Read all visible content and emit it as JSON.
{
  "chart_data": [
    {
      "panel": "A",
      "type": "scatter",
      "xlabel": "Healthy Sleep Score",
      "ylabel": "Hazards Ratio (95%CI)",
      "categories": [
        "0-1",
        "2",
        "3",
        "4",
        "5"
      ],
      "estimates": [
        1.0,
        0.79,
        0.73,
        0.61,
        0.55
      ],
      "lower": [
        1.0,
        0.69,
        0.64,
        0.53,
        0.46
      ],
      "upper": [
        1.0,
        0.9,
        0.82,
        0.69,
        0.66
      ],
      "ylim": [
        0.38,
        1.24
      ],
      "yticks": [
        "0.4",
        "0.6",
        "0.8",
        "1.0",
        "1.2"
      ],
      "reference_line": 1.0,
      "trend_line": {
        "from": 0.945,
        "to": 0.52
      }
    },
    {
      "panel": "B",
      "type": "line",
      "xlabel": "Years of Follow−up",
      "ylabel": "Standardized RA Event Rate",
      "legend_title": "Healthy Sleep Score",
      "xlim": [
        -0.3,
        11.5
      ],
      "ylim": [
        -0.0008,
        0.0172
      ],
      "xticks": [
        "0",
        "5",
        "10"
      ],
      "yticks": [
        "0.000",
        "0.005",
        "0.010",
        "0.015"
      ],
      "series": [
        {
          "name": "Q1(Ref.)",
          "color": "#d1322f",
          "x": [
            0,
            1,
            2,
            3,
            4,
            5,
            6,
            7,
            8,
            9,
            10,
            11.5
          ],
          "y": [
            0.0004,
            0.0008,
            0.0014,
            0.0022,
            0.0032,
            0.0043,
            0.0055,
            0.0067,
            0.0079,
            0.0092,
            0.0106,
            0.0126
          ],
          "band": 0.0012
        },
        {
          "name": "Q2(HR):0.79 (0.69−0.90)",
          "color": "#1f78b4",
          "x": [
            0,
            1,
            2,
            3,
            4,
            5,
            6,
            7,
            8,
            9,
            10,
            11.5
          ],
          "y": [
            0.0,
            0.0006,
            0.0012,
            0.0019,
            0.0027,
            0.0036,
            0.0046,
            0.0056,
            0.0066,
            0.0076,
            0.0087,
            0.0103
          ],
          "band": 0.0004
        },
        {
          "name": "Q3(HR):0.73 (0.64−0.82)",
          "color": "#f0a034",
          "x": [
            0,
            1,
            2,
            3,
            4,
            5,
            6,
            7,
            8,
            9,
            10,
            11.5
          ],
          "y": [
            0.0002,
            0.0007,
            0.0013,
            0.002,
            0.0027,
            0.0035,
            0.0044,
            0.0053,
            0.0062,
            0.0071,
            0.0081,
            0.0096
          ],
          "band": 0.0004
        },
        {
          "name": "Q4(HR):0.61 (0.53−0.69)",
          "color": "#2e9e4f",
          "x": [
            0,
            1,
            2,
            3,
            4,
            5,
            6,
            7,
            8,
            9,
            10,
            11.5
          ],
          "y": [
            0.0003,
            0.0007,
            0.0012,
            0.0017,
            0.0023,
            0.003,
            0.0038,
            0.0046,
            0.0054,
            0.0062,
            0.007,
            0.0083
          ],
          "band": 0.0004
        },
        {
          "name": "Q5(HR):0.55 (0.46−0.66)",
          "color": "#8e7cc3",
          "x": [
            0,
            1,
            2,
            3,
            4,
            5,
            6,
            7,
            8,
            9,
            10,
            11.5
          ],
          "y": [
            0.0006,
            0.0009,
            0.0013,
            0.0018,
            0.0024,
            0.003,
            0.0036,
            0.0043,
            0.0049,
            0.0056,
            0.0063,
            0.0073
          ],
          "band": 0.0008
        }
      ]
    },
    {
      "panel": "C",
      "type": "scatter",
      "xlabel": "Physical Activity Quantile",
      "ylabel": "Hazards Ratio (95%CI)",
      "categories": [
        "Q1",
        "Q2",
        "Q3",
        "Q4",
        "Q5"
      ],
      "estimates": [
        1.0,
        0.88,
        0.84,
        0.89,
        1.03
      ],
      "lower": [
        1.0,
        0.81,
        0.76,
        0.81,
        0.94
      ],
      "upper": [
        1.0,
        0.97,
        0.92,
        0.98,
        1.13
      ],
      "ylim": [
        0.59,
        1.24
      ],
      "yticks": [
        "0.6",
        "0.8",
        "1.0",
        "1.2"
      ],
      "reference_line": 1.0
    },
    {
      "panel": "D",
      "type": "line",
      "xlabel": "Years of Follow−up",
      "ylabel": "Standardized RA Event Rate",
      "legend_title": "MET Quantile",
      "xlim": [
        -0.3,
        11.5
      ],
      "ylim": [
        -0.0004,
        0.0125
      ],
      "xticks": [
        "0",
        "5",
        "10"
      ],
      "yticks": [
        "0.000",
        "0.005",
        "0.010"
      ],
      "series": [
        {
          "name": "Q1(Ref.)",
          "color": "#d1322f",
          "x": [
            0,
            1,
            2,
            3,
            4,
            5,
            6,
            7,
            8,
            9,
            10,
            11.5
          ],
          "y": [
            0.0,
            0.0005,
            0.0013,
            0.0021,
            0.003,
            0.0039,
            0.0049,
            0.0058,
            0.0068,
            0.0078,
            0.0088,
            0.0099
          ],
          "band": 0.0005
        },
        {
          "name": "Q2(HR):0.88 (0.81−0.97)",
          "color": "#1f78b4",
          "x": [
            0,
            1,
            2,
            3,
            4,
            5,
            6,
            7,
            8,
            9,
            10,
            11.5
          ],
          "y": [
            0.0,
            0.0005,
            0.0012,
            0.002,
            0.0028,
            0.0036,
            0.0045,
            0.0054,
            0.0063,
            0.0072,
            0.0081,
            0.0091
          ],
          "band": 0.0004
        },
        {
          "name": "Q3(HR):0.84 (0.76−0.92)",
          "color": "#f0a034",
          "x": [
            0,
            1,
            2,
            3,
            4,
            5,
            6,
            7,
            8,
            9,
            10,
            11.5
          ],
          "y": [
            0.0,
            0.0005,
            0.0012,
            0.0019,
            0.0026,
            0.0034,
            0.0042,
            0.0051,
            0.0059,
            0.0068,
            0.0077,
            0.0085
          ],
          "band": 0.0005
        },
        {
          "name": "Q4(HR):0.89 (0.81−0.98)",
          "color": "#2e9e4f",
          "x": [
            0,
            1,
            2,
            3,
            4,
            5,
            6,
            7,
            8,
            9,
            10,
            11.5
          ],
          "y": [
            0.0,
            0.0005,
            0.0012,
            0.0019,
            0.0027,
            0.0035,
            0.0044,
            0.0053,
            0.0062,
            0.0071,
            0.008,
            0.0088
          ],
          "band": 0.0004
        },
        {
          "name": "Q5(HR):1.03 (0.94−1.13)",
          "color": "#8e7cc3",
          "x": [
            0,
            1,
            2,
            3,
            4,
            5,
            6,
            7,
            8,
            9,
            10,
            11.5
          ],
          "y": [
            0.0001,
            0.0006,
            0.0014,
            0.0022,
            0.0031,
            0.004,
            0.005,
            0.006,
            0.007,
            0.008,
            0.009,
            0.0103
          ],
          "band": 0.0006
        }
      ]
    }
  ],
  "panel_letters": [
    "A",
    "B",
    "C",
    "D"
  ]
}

════════

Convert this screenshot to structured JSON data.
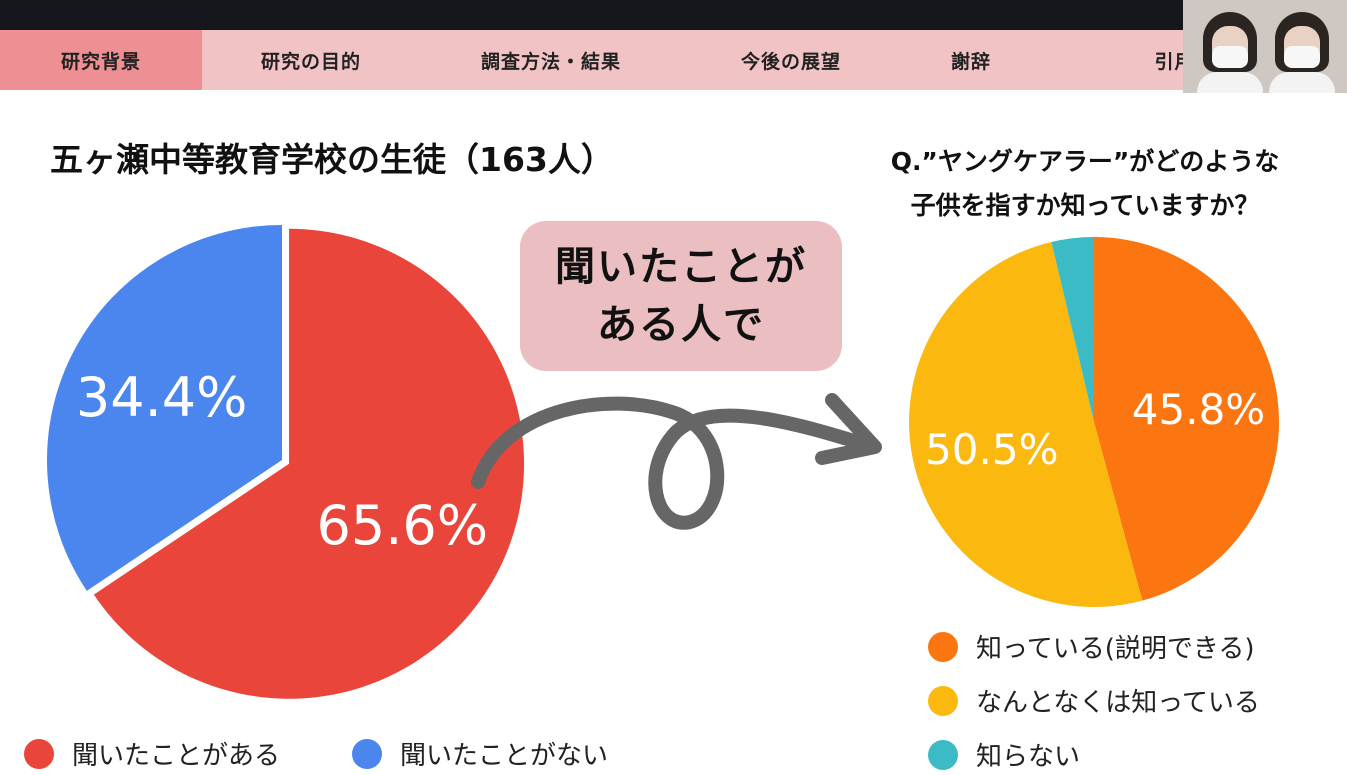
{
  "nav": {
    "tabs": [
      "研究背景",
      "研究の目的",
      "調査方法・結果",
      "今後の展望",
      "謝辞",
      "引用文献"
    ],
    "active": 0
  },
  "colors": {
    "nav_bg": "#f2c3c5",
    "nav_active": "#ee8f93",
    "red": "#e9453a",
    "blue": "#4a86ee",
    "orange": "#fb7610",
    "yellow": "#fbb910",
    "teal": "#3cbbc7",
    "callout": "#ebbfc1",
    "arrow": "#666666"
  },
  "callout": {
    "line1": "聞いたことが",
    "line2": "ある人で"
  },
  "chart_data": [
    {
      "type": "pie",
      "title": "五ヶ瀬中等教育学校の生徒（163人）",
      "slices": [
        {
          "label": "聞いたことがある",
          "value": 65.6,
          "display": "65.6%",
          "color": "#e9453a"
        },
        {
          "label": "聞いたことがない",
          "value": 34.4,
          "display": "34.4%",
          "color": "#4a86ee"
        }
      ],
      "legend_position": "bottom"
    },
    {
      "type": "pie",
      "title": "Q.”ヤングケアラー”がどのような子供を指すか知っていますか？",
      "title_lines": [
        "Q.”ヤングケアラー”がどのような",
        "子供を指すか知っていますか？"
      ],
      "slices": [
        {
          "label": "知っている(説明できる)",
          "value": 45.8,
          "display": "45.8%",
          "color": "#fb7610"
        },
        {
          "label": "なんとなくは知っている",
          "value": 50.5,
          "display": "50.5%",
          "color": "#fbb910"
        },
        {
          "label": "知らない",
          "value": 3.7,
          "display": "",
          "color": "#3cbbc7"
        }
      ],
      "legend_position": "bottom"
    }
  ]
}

════════

■ **Problem to solve**:
Report how many lines of the records above contain the word "Quantile", giving only the number.

■ **Task answer**:
2